(Stored records)
----

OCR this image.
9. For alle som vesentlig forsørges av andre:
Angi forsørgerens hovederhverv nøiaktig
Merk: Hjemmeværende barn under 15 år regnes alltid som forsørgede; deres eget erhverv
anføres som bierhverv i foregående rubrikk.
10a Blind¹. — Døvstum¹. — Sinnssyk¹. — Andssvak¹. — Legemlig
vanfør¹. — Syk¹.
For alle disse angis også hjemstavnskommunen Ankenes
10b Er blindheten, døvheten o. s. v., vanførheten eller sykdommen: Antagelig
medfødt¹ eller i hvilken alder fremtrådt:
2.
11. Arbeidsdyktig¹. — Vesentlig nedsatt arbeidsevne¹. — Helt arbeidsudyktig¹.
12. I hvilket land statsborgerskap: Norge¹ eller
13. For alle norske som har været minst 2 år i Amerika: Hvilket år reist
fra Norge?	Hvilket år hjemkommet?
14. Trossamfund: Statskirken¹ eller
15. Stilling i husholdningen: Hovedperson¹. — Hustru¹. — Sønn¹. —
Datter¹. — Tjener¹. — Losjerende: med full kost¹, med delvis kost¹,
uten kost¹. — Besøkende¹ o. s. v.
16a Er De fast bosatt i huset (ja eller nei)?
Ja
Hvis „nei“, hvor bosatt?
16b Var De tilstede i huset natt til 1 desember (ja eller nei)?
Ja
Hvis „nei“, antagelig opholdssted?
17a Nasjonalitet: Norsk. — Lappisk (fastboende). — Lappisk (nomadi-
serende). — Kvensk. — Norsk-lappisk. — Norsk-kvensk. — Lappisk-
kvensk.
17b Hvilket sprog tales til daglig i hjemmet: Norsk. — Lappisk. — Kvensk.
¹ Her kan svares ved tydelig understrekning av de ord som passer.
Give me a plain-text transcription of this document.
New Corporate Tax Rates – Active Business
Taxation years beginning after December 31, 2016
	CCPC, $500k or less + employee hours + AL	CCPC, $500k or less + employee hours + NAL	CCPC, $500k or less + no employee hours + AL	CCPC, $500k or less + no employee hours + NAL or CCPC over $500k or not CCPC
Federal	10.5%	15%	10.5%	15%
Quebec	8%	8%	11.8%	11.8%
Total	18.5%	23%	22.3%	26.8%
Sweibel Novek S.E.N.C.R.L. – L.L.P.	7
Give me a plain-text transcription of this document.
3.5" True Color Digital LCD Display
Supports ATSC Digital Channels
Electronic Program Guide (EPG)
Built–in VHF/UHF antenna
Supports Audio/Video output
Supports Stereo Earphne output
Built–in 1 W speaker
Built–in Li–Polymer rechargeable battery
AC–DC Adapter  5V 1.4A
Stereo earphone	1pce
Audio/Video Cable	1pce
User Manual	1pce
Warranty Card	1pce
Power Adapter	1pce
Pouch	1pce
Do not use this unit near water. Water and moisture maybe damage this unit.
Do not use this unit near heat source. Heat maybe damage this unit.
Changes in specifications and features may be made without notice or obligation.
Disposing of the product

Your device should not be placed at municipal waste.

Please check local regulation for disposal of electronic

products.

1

----

Work instructions:
Output the data above exactly, please, line for line.

Output:
OCR this image.
9. For alle som vesentlig forsørges av andre:
Angi forsørgerens hovederhverv nøiaktig
Merk: Hjemmeværende barn under 15 år regnes alltid som forsørgede; deres eget erhverv
anføres som bierhverv i foregående rubrikk.
10a Blind¹. — Døvstum¹. — Sinnssyk¹. — Andssvak¹. — Legemlig
vanfør¹. — Syk¹.
For alle disse angis også hjemstavnskommunen Ankenes
10b Er blindheten, døvheten o. s. v., vanførheten eller sykdommen: Antagelig
medfødt¹ eller i hvilken alder fremtrådt:
2.
11. Arbeidsdyktig¹. — Vesentlig nedsatt arbeidsevne¹. — Helt arbeidsudyktig¹.
12. I hvilket land statsborgerskap: Norge¹ eller
13. For alle norske som har været minst 2 år i Amerika: Hvilket år reist
fra Norge?	Hvilket år hjemkommet?
14. Trossamfund: Statskirken¹ eller
15. Stilling i husholdningen: Hovedperson¹. — Hustru¹. — Sønn¹. —
Datter¹. — Tjener¹. — Losjerende: med full kost¹, med delvis kost¹,
uten kost¹. — Besøkende¹ o. s. v.
16a Er De fast bosatt i huset (ja eller nei)?
Ja
Hvis „nei“, hvor bosatt?
16b Var De tilstede i huset natt til 1 desember (ja eller nei)?
Ja
Hvis „nei“, antagelig opholdssted?
17a Nasjonalitet: Norsk. — Lappisk (fastboende). — Lappisk (nomadi-
serende). — Kvensk. — Norsk-lappisk. — Norsk-kvensk. — Lappisk-
kvensk.
17b Hvilket sprog tales til daglig i hjemmet: Norsk. — Lappisk. — Kvensk.
¹ Her kan svares ved tydelig understrekning av de ord som passer.
Give me a plain-text transcription of this document.
New Corporate Tax Rates – Active Business
Taxation years beginning after December 31, 2016
	CCPC, $500k or less + employee hours + AL	CCPC, $500k or less + employee hours + NAL	CCPC, $500k or less + no employee hours + AL	CCPC, $500k or less + no employee hours + NAL or CCPC over $500k or not CCPC
Federal	10.5%	15%	10.5%	15%
Quebec	8%	8%	11.8%	11.8%
Total	18.5%	23%	22.3%	26.8%
Sweibel Novek S.E.N.C.R.L. – L.L.P.	7
Give me a plain-text transcription of this document.
3.5" True Color Digital LCD Display
Supports ATSC Digital Channels
Electronic Program Guide (EPG)
Built–in VHF/UHF antenna
Supports Audio/Video output
Supports Stereo Earphne output
Built–in 1 W speaker
Built–in Li–Polymer rechargeable battery
AC–DC Adapter  5V 1.4A
Stereo earphone	1pce
Audio/Video Cable	1pce
User Manual	1pce
Warranty Card	1pce
Power Adapter	1pce
Pouch	1pce
Do not use this unit near water. Water and moisture maybe damage this unit.
Do not use this unit near heat source. Heat maybe damage this unit.
Changes in specifications and features may be made without notice or obligation.
Disposing of the product

Your device should not be placed at municipal waste.

Please check local regulation for disposal of electronic

products.

1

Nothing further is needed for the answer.